■ **Entries supplied**:
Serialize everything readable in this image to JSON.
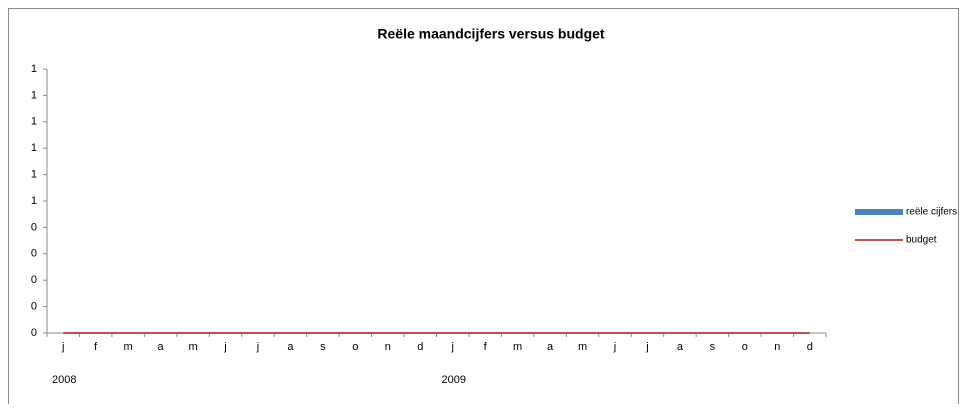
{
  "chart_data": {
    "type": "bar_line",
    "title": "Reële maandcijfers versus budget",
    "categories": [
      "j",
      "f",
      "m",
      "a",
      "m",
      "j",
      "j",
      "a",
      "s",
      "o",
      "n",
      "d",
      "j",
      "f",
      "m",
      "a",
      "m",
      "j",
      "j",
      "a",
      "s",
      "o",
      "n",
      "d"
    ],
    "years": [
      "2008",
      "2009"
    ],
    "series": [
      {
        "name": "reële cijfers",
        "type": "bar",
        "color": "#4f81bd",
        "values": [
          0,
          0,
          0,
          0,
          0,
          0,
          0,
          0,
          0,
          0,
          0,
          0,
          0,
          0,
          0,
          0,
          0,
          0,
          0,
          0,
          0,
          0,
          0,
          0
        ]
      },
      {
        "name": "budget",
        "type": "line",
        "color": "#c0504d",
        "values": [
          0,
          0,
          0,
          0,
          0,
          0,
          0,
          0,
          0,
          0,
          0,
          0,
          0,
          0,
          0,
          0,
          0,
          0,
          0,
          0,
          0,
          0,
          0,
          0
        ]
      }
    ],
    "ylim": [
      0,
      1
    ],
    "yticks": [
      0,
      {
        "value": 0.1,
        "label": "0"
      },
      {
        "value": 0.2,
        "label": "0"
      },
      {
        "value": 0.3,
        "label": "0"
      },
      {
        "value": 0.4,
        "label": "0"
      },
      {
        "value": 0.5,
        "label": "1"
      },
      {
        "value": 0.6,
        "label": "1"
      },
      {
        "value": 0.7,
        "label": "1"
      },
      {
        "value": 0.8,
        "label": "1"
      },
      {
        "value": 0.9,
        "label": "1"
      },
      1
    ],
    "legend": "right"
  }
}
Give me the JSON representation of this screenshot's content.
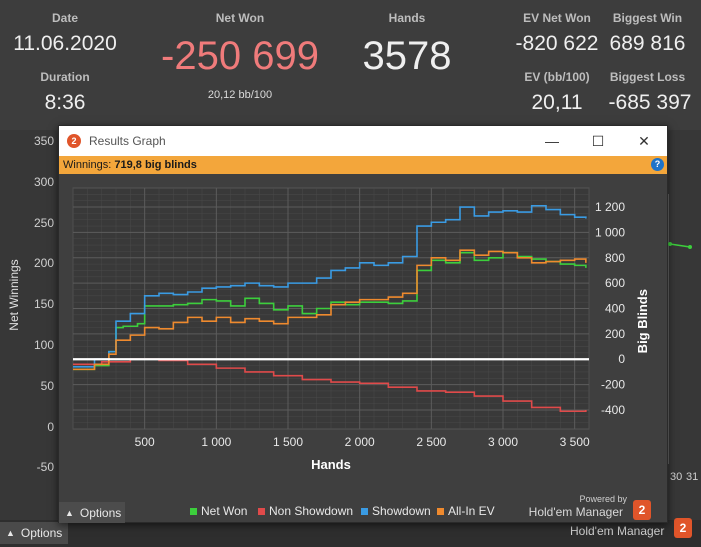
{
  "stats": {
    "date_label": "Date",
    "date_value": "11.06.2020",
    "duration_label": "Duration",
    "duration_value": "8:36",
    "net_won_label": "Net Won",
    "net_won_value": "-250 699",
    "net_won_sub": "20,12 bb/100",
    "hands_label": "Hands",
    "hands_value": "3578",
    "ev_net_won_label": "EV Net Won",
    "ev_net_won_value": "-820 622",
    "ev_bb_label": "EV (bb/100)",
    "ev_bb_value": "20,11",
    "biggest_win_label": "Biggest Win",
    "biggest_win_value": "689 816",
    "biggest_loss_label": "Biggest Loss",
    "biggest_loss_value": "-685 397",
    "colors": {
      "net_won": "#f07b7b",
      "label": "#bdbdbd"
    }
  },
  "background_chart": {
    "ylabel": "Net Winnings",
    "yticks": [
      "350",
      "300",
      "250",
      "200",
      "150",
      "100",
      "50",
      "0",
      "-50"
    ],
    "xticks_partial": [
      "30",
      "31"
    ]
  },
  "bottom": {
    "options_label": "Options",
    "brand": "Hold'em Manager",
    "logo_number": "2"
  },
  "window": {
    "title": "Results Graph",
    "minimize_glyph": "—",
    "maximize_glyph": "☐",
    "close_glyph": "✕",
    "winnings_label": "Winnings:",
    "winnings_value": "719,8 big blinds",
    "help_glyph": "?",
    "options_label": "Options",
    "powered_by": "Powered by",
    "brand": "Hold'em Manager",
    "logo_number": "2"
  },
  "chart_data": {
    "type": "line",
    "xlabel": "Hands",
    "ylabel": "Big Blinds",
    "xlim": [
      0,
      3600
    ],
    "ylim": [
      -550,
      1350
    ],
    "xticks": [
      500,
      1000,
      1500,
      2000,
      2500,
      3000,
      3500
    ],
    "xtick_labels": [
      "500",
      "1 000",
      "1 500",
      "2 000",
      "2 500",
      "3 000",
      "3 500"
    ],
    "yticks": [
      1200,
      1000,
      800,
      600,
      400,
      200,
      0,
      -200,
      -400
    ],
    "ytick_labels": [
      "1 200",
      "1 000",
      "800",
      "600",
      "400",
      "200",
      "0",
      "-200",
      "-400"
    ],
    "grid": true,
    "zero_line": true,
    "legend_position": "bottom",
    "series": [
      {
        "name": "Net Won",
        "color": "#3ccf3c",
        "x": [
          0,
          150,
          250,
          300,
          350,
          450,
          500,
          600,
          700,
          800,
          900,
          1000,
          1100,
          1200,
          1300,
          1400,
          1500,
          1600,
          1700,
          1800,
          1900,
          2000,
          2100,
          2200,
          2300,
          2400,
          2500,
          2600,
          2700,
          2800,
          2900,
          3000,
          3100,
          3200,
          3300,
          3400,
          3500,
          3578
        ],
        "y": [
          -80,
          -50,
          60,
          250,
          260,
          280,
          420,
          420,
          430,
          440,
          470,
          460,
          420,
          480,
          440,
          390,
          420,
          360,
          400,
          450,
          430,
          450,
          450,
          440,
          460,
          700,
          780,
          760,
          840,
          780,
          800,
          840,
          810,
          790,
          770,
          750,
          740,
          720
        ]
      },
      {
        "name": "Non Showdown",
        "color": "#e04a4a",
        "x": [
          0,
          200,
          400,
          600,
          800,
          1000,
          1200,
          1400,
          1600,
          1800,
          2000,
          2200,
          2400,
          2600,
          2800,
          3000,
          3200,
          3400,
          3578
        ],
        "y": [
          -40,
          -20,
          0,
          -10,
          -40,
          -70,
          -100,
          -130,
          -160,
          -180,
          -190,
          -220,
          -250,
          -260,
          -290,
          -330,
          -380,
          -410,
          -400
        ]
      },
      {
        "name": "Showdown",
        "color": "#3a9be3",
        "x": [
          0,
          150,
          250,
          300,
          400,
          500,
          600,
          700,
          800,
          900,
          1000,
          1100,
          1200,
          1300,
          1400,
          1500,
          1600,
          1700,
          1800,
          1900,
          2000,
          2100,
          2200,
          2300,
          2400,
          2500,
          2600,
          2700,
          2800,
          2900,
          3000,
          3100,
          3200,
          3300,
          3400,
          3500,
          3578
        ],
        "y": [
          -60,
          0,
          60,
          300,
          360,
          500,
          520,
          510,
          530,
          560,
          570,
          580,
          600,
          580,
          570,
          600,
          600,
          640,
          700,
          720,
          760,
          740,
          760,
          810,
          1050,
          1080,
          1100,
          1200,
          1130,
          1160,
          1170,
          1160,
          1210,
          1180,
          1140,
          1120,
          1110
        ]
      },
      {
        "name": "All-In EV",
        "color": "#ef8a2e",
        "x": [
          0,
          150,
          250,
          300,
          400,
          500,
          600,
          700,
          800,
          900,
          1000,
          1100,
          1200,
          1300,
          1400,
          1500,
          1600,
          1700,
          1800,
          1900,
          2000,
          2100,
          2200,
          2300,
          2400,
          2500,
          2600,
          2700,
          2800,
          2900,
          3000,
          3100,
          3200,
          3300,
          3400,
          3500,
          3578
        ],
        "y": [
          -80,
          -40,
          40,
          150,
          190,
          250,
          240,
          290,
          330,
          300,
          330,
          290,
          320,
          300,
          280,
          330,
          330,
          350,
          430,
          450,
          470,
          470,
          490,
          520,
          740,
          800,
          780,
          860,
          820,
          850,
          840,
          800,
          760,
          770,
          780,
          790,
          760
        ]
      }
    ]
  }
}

■ **Goal**: Copy every record above exactly, leaving out any pictures.

■ **Exercise output**:
Serialize everything readable in this image to JSON.
{
  "chart_data": {
    "type": "bar_line",
    "title": "Reële maandcijfers versus budget",
    "categories": [
      "j",
      "f",
      "m",
      "a",
      "m",
      "j",
      "j",
      "a",
      "s",
      "o",
      "n",
      "d",
      "j",
      "f",
      "m",
      "a",
      "m",
      "j",
      "j",
      "a",
      "s",
      "o",
      "n",
      "d"
    ],
    "years": [
      "2008",
      "2009"
    ],
    "series": [
      {
        "name": "reële cijfers",
        "type": "bar",
        "color": "#4f81bd",
        "values": [
          0,
          0,
          0,
          0,
          0,
          0,
          0,
          0,
          0,
          0,
          0,
          0,
          0,
          0,
          0,
          0,
          0,
          0,
          0,
          0,
          0,
          0,
          0,
          0
        ]
      },
      {
        "name": "budget",
        "type": "line",
        "color": "#c0504d",
        "values": [
          0,
          0,
          0,
          0,
          0,
          0,
          0,
          0,
          0,
          0,
          0,
          0,
          0,
          0,
          0,
          0,
          0,
          0,
          0,
          0,
          0,
          0,
          0,
          0
        ]
      }
    ],
    "ylim": [
      0,
      1
    ],
    "yticks": [
      0,
      {
        "value": 0.1,
        "label": "0"
      },
      {
        "value": 0.2,
        "label": "0"
      },
      {
        "value": 0.3,
        "label": "0"
      },
      {
        "value": 0.4,
        "label": "0"
      },
      {
        "value": 0.5,
        "label": "1"
      },
      {
        "value": 0.6,
        "label": "1"
      },
      {
        "value": 0.7,
        "label": "1"
      },
      {
        "value": 0.8,
        "label": "1"
      },
      {
        "value": 0.9,
        "label": "1"
      },
      1
    ],
    "legend": "right"
  }
}
Give me the JSON representation of this screenshot's content.
{
  "stats": {
    "date_label": "Date",
    "date_value": "11.06.2020",
    "duration_label": "Duration",
    "duration_value": "8:36",
    "net_won_label": "Net Won",
    "net_won_value": "-250 699",
    "net_won_sub": "20,12 bb/100",
    "hands_label": "Hands",
    "hands_value": "3578",
    "ev_net_won_label": "EV Net Won",
    "ev_net_won_value": "-820 622",
    "ev_bb_label": "EV (bb/100)",
    "ev_bb_value": "20,11",
    "biggest_win_label": "Biggest Win",
    "biggest_win_value": "689 816",
    "biggest_loss_label": "Biggest Loss",
    "biggest_loss_value": "-685 397",
    "colors": {
      "net_won": "#f07b7b",
      "label": "#bdbdbd"
    }
  },
  "background_chart": {
    "ylabel": "Net Winnings",
    "yticks": [
      "350",
      "300",
      "250",
      "200",
      "150",
      "100",
      "50",
      "0",
      "-50"
    ],
    "xticks_partial": [
      "30",
      "31"
    ]
  },
  "bottom": {
    "options_label": "Options",
    "brand": "Hold'em Manager",
    "logo_number": "2"
  },
  "window": {
    "title": "Results Graph",
    "minimize_glyph": "—",
    "maximize_glyph": "☐",
    "close_glyph": "✕",
    "winnings_label": "Winnings:",
    "winnings_value": "719,8 big blinds",
    "help_glyph": "?",
    "options_label": "Options",
    "powered_by": "Powered by",
    "brand": "Hold'em Manager",
    "logo_number": "2"
  },
  "chart_data": {
    "type": "line",
    "xlabel": "Hands",
    "ylabel": "Big Blinds",
    "xlim": [
      0,
      3600
    ],
    "ylim": [
      -550,
      1350
    ],
    "xticks": [
      500,
      1000,
      1500,
      2000,
      2500,
      3000,
      3500
    ],
    "xtick_labels": [
      "500",
      "1 000",
      "1 500",
      "2 000",
      "2 500",
      "3 000",
      "3 500"
    ],
    "yticks": [
      1200,
      1000,
      800,
      600,
      400,
      200,
      0,
      -200,
      -400
    ],
    "ytick_labels": [
      "1 200",
      "1 000",
      "800",
      "600",
      "400",
      "200",
      "0",
      "-200",
      "-400"
    ],
    "grid": true,
    "zero_line": true,
    "legend_position": "bottom",
    "series": [
      {
        "name": "Net Won",
        "color": "#3ccf3c",
        "x": [
          0,
          150,
          250,
          300,
          350,
          450,
          500,
          600,
          700,
          800,
          900,
          1000,
          1100,
          1200,
          1300,
          1400,
          1500,
          1600,
          1700,
          1800,
          1900,
          2000,
          2100,
          2200,
          2300,
          2400,
          2500,
          2600,
          2700,
          2800,
          2900,
          3000,
          3100,
          3200,
          3300,
          3400,
          3500,
          3578
        ],
        "y": [
          -80,
          -50,
          60,
          250,
          260,
          280,
          420,
          420,
          430,
          440,
          470,
          460,
          420,
          480,
          440,
          390,
          420,
          360,
          400,
          450,
          430,
          450,
          450,
          440,
          460,
          700,
          780,
          760,
          840,
          780,
          800,
          840,
          810,
          790,
          770,
          750,
          740,
          720
        ]
      },
      {
        "name": "Non Showdown",
        "color": "#e04a4a",
        "x": [
          0,
          200,
          400,
          600,
          800,
          1000,
          1200,
          1400,
          1600,
          1800,
          2000,
          2200,
          2400,
          2600,
          2800,
          3000,
          3200,
          3400,
          3578
        ],
        "y": [
          -40,
          -20,
          0,
          -10,
          -40,
          -70,
          -100,
          -130,
          -160,
          -180,
          -190,
          -220,
          -250,
          -260,
          -290,
          -330,
          -380,
          -410,
          -400
        ]
      },
      {
        "name": "Showdown",
        "color": "#3a9be3",
        "x": [
          0,
          150,
          250,
          300,
          400,
          500,
          600,
          700,
          800,
          900,
          1000,
          1100,
          1200,
          1300,
          1400,
          1500,
          1600,
          1700,
          1800,
          1900,
          2000,
          2100,
          2200,
          2300,
          2400,
          2500,
          2600,
          2700,
          2800,
          2900,
          3000,
          3100,
          3200,
          3300,
          3400,
          3500,
          3578
        ],
        "y": [
          -60,
          0,
          60,
          300,
          360,
          500,
          520,
          510,
          530,
          560,
          570,
          580,
          600,
          580,
          570,
          600,
          600,
          640,
          700,
          720,
          760,
          740,
          760,
          810,
          1050,
          1080,
          1100,
          1200,
          1130,
          1160,
          1170,
          1160,
          1210,
          1180,
          1140,
          1120,
          1110
        ]
      },
      {
        "name": "All-In EV",
        "color": "#ef8a2e",
        "x": [
          0,
          150,
          250,
          300,
          400,
          500,
          600,
          700,
          800,
          900,
          1000,
          1100,
          1200,
          1300,
          1400,
          1500,
          1600,
          1700,
          1800,
          1900,
          2000,
          2100,
          2200,
          2300,
          2400,
          2500,
          2600,
          2700,
          2800,
          2900,
          3000,
          3100,
          3200,
          3300,
          3400,
          3500,
          3578
        ],
        "y": [
          -80,
          -40,
          40,
          150,
          190,
          250,
          240,
          290,
          330,
          300,
          330,
          290,
          320,
          300,
          280,
          330,
          330,
          350,
          430,
          450,
          470,
          470,
          490,
          520,
          740,
          800,
          780,
          860,
          820,
          850,
          840,
          800,
          760,
          770,
          780,
          790,
          760
        ]
      }
    ]
  }
}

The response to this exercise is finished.